**Material for the task**
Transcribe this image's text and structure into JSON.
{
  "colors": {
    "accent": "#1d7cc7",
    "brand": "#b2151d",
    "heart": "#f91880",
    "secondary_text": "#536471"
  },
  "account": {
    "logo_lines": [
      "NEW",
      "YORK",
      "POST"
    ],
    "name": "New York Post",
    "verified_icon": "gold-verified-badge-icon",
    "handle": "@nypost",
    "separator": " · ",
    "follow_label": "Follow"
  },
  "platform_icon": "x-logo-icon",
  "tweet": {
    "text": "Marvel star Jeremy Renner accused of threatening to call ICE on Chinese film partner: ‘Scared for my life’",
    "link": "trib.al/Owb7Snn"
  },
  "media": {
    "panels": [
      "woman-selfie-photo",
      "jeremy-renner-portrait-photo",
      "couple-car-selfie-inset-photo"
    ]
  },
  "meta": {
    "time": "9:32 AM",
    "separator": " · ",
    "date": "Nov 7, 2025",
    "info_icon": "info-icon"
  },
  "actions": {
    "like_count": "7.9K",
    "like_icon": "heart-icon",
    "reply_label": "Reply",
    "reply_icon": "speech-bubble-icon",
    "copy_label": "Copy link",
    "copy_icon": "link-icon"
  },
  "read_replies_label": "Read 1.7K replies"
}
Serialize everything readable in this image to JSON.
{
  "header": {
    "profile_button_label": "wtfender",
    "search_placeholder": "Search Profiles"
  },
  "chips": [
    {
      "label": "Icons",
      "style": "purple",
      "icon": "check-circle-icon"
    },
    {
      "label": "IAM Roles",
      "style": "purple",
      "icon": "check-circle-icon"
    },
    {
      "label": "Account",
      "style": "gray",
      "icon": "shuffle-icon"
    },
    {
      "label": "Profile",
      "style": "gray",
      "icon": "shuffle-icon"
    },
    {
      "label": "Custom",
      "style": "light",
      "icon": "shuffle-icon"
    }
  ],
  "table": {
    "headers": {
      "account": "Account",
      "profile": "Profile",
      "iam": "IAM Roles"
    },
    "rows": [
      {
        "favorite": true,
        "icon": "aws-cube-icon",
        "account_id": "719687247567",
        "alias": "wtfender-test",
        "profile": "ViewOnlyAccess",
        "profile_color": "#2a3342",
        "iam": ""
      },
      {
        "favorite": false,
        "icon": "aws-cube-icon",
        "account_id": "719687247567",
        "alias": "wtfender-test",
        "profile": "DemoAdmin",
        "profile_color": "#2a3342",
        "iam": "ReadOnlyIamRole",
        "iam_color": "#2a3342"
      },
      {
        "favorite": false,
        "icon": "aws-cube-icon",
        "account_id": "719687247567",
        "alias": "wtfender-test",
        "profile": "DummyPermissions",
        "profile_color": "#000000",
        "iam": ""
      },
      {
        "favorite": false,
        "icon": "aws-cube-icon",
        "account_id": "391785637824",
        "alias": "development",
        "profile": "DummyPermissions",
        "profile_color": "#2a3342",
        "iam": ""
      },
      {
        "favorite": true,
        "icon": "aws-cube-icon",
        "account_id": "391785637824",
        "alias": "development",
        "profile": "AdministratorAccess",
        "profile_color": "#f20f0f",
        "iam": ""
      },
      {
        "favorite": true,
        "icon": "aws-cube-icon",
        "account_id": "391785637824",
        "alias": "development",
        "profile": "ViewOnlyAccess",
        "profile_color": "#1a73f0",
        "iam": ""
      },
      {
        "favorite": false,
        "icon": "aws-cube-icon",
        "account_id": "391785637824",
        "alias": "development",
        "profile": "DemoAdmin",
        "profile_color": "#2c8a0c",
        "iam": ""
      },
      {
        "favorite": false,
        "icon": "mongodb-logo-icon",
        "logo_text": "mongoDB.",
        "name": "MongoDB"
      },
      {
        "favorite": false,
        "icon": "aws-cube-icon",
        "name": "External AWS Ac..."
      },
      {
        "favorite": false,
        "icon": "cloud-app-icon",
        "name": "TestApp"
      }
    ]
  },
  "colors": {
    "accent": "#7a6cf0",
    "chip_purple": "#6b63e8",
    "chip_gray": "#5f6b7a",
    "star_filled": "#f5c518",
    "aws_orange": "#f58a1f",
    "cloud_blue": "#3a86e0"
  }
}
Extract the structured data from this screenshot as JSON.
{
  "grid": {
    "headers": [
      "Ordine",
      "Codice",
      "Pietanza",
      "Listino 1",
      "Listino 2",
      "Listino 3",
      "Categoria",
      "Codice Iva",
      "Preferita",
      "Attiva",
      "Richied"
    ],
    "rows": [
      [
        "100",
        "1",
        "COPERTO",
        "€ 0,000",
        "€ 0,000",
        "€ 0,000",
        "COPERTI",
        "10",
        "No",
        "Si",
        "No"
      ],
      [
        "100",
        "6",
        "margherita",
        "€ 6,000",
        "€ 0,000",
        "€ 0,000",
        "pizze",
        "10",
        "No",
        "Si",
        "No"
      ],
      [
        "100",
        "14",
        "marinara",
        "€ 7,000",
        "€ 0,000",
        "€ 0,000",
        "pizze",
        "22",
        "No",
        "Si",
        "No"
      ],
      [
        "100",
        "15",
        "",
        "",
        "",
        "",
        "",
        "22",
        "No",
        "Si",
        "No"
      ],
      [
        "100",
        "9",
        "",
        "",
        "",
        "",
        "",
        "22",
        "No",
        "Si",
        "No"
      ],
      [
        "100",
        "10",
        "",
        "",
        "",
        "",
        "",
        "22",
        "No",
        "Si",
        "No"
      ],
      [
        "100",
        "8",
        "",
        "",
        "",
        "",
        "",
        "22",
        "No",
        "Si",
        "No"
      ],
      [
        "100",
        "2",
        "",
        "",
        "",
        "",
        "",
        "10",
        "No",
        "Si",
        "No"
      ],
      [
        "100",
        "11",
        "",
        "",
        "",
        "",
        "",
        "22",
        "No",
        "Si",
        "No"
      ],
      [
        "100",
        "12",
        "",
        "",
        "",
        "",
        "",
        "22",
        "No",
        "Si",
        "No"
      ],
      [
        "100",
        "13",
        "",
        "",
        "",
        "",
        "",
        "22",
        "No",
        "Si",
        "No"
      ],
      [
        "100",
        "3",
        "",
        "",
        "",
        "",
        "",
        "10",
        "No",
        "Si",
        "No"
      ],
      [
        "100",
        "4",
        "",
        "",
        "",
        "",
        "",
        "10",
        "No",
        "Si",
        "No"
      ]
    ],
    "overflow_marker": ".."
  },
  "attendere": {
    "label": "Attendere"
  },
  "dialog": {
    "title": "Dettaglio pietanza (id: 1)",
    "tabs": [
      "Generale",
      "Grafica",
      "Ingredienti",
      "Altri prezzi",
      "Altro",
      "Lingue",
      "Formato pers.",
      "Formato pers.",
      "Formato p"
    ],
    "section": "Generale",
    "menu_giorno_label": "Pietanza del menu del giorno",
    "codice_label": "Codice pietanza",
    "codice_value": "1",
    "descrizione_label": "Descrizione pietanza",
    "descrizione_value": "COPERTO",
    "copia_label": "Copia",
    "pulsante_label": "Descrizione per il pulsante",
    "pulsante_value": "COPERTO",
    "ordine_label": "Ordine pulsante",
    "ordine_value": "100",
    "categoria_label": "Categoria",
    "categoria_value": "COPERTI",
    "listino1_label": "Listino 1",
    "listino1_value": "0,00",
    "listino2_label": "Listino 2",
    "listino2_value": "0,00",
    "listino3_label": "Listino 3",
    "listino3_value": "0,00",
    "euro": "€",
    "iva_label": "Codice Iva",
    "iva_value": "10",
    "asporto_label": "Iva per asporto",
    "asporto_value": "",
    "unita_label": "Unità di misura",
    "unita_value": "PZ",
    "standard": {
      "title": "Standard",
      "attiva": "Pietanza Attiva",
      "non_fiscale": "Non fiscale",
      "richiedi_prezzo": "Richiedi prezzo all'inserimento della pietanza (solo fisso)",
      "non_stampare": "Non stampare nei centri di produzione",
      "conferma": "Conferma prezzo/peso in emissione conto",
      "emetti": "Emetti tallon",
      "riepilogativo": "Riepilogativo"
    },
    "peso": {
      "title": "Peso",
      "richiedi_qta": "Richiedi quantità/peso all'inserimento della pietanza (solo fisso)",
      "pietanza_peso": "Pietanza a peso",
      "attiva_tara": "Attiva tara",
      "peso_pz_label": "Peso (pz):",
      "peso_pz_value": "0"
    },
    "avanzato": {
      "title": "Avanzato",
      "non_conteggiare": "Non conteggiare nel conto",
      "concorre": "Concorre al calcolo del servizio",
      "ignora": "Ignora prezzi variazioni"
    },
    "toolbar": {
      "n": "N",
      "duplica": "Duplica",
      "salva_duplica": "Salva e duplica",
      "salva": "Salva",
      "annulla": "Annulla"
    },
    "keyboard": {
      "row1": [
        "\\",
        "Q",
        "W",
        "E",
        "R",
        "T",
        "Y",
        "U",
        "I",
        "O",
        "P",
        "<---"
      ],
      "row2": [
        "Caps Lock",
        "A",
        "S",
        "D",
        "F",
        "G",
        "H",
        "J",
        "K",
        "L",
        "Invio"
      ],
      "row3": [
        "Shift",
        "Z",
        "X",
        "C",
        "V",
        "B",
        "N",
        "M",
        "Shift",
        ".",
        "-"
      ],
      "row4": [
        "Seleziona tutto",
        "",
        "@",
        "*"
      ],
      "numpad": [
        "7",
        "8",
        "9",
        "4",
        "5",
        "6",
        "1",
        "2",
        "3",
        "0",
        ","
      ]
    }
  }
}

**Stated task**
Find the word "Attiva" in the material, then list each line that holds it.

**Written answer**
      "Attiva",
      "attiva": "Pietanza Attiva",
      "attiva_tara": "Attiva tara",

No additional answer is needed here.